Below is a set of records. Repeat all of them exactly.
** start Information given **
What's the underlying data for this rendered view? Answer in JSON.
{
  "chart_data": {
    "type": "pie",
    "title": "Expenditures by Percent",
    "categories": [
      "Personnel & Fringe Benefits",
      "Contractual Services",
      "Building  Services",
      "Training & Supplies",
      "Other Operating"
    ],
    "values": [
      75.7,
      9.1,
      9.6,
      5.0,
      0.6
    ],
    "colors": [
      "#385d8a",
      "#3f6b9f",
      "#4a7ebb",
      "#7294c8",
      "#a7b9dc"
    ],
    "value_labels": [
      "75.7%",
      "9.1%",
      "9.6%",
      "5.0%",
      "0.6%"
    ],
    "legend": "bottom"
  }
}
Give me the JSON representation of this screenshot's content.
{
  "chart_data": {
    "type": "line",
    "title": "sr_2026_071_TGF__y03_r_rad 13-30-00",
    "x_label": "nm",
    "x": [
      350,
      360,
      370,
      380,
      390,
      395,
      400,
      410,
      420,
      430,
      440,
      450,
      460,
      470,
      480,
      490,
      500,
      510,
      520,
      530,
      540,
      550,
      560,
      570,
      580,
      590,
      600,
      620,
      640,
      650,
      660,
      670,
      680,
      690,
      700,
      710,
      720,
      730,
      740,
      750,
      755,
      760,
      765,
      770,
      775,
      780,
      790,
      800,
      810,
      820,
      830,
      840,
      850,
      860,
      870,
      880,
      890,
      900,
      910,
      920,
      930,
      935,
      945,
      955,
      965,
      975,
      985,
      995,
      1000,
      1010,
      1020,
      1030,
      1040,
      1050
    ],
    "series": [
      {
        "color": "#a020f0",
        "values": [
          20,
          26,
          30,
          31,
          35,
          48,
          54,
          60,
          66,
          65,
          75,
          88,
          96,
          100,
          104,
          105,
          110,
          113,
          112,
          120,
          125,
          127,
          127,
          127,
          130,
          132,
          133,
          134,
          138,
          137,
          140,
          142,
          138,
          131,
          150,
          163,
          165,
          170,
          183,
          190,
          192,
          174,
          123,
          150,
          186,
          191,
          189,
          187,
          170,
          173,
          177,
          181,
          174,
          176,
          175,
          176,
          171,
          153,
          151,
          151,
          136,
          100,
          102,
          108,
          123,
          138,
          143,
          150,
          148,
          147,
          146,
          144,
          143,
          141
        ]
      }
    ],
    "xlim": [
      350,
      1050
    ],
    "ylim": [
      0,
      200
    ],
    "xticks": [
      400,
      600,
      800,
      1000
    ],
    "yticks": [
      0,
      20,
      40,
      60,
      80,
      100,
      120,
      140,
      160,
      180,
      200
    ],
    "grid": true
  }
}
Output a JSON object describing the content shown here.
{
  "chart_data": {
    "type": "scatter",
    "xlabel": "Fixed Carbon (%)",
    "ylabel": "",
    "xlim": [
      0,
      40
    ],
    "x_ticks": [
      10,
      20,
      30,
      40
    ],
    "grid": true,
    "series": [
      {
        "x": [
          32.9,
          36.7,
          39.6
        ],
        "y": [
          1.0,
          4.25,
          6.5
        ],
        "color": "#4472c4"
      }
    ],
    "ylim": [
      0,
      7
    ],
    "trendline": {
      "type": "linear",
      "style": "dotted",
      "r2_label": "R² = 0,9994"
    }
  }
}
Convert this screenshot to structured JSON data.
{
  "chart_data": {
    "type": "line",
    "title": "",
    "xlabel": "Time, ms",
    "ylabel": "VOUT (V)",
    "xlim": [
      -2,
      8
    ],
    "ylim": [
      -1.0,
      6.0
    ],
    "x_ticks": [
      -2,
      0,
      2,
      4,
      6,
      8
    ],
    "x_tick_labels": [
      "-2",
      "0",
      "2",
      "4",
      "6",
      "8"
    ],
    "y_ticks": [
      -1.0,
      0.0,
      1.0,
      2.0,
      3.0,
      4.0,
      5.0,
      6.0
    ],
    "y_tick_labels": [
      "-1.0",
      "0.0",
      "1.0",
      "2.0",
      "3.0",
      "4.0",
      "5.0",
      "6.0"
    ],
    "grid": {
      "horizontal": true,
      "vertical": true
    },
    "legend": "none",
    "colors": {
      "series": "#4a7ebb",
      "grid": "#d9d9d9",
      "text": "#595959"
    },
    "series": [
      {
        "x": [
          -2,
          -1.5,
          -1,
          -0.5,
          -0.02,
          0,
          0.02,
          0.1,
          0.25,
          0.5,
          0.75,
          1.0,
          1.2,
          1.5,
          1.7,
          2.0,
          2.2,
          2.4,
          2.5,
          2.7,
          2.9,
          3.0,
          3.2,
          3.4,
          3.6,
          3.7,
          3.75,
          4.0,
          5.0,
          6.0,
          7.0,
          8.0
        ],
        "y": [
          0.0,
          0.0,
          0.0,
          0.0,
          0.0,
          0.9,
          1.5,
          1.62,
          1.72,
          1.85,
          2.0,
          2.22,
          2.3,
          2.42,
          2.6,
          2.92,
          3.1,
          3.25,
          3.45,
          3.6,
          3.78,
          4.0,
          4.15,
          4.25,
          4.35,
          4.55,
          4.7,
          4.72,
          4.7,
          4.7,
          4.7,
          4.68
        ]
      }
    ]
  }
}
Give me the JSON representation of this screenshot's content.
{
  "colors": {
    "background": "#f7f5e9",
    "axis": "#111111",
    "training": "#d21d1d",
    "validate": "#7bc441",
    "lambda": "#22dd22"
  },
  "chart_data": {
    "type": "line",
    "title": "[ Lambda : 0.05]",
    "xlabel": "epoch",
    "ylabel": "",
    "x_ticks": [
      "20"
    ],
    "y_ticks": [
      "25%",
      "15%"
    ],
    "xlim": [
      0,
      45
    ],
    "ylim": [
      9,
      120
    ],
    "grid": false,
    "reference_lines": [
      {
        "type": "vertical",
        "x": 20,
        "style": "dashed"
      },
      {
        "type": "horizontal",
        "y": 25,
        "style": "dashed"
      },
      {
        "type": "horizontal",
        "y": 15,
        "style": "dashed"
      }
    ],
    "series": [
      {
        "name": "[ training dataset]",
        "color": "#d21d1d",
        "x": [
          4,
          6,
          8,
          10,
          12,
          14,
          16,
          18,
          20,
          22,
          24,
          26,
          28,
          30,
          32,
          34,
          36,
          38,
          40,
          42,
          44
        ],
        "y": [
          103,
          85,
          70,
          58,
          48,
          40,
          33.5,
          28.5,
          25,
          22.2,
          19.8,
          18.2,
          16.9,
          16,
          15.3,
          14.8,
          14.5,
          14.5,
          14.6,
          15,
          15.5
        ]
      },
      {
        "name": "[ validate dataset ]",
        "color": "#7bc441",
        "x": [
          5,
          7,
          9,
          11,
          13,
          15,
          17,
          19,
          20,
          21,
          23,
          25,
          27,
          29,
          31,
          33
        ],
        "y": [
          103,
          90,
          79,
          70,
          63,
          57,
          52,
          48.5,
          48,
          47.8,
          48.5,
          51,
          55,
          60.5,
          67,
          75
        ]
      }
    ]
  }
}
** end Information given **
§ **Result for this task**
What's the underlying data for this rendered view? Answer in JSON.
{
  "chart_data": {
    "type": "pie",
    "title": "Expenditures by Percent",
    "categories": [
      "Personnel & Fringe Benefits",
      "Contractual Services",
      "Building  Services",
      "Training & Supplies",
      "Other Operating"
    ],
    "values": [
      75.7,
      9.1,
      9.6,
      5.0,
      0.6
    ],
    "colors": [
      "#385d8a",
      "#3f6b9f",
      "#4a7ebb",
      "#7294c8",
      "#a7b9dc"
    ],
    "value_labels": [
      "75.7%",
      "9.1%",
      "9.6%",
      "5.0%",
      "0.6%"
    ],
    "legend": "bottom"
  }
}
Give me the JSON representation of this screenshot's content.
{
  "chart_data": {
    "type": "line",
    "title": "sr_2026_071_TGF__y03_r_rad 13-30-00",
    "x_label": "nm",
    "x": [
      350,
      360,
      370,
      380,
      390,
      395,
      400,
      410,
      420,
      430,
      440,
      450,
      460,
      470,
      480,
      490,
      500,
      510,
      520,
      530,
      540,
      550,
      560,
      570,
      580,
      590,
      600,
      620,
      640,
      650,
      660,
      670,
      680,
      690,
      700,
      710,
      720,
      730,
      740,
      750,
      755,
      760,
      765,
      770,
      775,
      780,
      790,
      800,
      810,
      820,
      830,
      840,
      850,
      860,
      870,
      880,
      890,
      900,
      910,
      920,
      930,
      935,
      945,
      955,
      965,
      975,
      985,
      995,
      1000,
      1010,
      1020,
      1030,
      1040,
      1050
    ],
    "series": [
      {
        "color": "#a020f0",
        "values": [
          20,
          26,
          30,
          31,
          35,
          48,
          54,
          60,
          66,
          65,
          75,
          88,
          96,
          100,
          104,
          105,
          110,
          113,
          112,
          120,
          125,
          127,
          127,
          127,
          130,
          132,
          133,
          134,
          138,
          137,
          140,
          142,
          138,
          131,
          150,
          163,
          165,
          170,
          183,
          190,
          192,
          174,
          123,
          150,
          186,
          191,
          189,
          187,
          170,
          173,
          177,
          181,
          174,
          176,
          175,
          176,
          171,
          153,
          151,
          151,
          136,
          100,
          102,
          108,
          123,
          138,
          143,
          150,
          148,
          147,
          146,
          144,
          143,
          141
        ]
      }
    ],
    "xlim": [
      350,
      1050
    ],
    "ylim": [
      0,
      200
    ],
    "xticks": [
      400,
      600,
      800,
      1000
    ],
    "yticks": [
      0,
      20,
      40,
      60,
      80,
      100,
      120,
      140,
      160,
      180,
      200
    ],
    "grid": true
  }
}
Output a JSON object describing the content shown here.
{
  "chart_data": {
    "type": "scatter",
    "xlabel": "Fixed Carbon (%)",
    "ylabel": "",
    "xlim": [
      0,
      40
    ],
    "x_ticks": [
      10,
      20,
      30,
      40
    ],
    "grid": true,
    "series": [
      {
        "x": [
          32.9,
          36.7,
          39.6
        ],
        "y": [
          1.0,
          4.25,
          6.5
        ],
        "color": "#4472c4"
      }
    ],
    "ylim": [
      0,
      7
    ],
    "trendline": {
      "type": "linear",
      "style": "dotted",
      "r2_label": "R² = 0,9994"
    }
  }
}
Convert this screenshot to structured JSON data.
{
  "chart_data": {
    "type": "line",
    "title": "",
    "xlabel": "Time, ms",
    "ylabel": "VOUT (V)",
    "xlim": [
      -2,
      8
    ],
    "ylim": [
      -1.0,
      6.0
    ],
    "x_ticks": [
      -2,
      0,
      2,
      4,
      6,
      8
    ],
    "x_tick_labels": [
      "-2",
      "0",
      "2",
      "4",
      "6",
      "8"
    ],
    "y_ticks": [
      -1.0,
      0.0,
      1.0,
      2.0,
      3.0,
      4.0,
      5.0,
      6.0
    ],
    "y_tick_labels": [
      "-1.0",
      "0.0",
      "1.0",
      "2.0",
      "3.0",
      "4.0",
      "5.0",
      "6.0"
    ],
    "grid": {
      "horizontal": true,
      "vertical": true
    },
    "legend": "none",
    "colors": {
      "series": "#4a7ebb",
      "grid": "#d9d9d9",
      "text": "#595959"
    },
    "series": [
      {
        "x": [
          -2,
          -1.5,
          -1,
          -0.5,
          -0.02,
          0,
          0.02,
          0.1,
          0.25,
          0.5,
          0.75,
          1.0,
          1.2,
          1.5,
          1.7,
          2.0,
          2.2,
          2.4,
          2.5,
          2.7,
          2.9,
          3.0,
          3.2,
          3.4,
          3.6,
          3.7,
          3.75,
          4.0,
          5.0,
          6.0,
          7.0,
          8.0
        ],
        "y": [
          0.0,
          0.0,
          0.0,
          0.0,
          0.0,
          0.9,
          1.5,
          1.62,
          1.72,
          1.85,
          2.0,
          2.22,
          2.3,
          2.42,
          2.6,
          2.92,
          3.1,
          3.25,
          3.45,
          3.6,
          3.78,
          4.0,
          4.15,
          4.25,
          4.35,
          4.55,
          4.7,
          4.72,
          4.7,
          4.7,
          4.7,
          4.68
        ]
      }
    ]
  }
}
Give me the JSON representation of this screenshot's content.
{
  "colors": {
    "background": "#f7f5e9",
    "axis": "#111111",
    "training": "#d21d1d",
    "validate": "#7bc441",
    "lambda": "#22dd22"
  },
  "chart_data": {
    "type": "line",
    "title": "[ Lambda : 0.05]",
    "xlabel": "epoch",
    "ylabel": "",
    "x_ticks": [
      "20"
    ],
    "y_ticks": [
      "25%",
      "15%"
    ],
    "xlim": [
      0,
      45
    ],
    "ylim": [
      9,
      120
    ],
    "grid": false,
    "reference_lines": [
      {
        "type": "vertical",
        "x": 20,
        "style": "dashed"
      },
      {
        "type": "horizontal",
        "y": 25,
        "style": "dashed"
      },
      {
        "type": "horizontal",
        "y": 15,
        "style": "dashed"
      }
    ],
    "series": [
      {
        "name": "[ training dataset]",
        "color": "#d21d1d",
        "x": [
          4,
          6,
          8,
          10,
          12,
          14,
          16,
          18,
          20,
          22,
          24,
          26,
          28,
          30,
          32,
          34,
          36,
          38,
          40,
          42,
          44
        ],
        "y": [
          103,
          85,
          70,
          58,
          48,
          40,
          33.5,
          28.5,
          25,
          22.2,
          19.8,
          18.2,
          16.9,
          16,
          15.3,
          14.8,
          14.5,
          14.5,
          14.6,
          15,
          15.5
        ]
      },
      {
        "name": "[ validate dataset ]",
        "color": "#7bc441",
        "x": [
          5,
          7,
          9,
          11,
          13,
          15,
          17,
          19,
          20,
          21,
          23,
          25,
          27,
          29,
          31,
          33
        ],
        "y": [
          103,
          90,
          79,
          70,
          63,
          57,
          52,
          48.5,
          48,
          47.8,
          48.5,
          51,
          55,
          60.5,
          67,
          75
        ]
      }
    ]
  }
}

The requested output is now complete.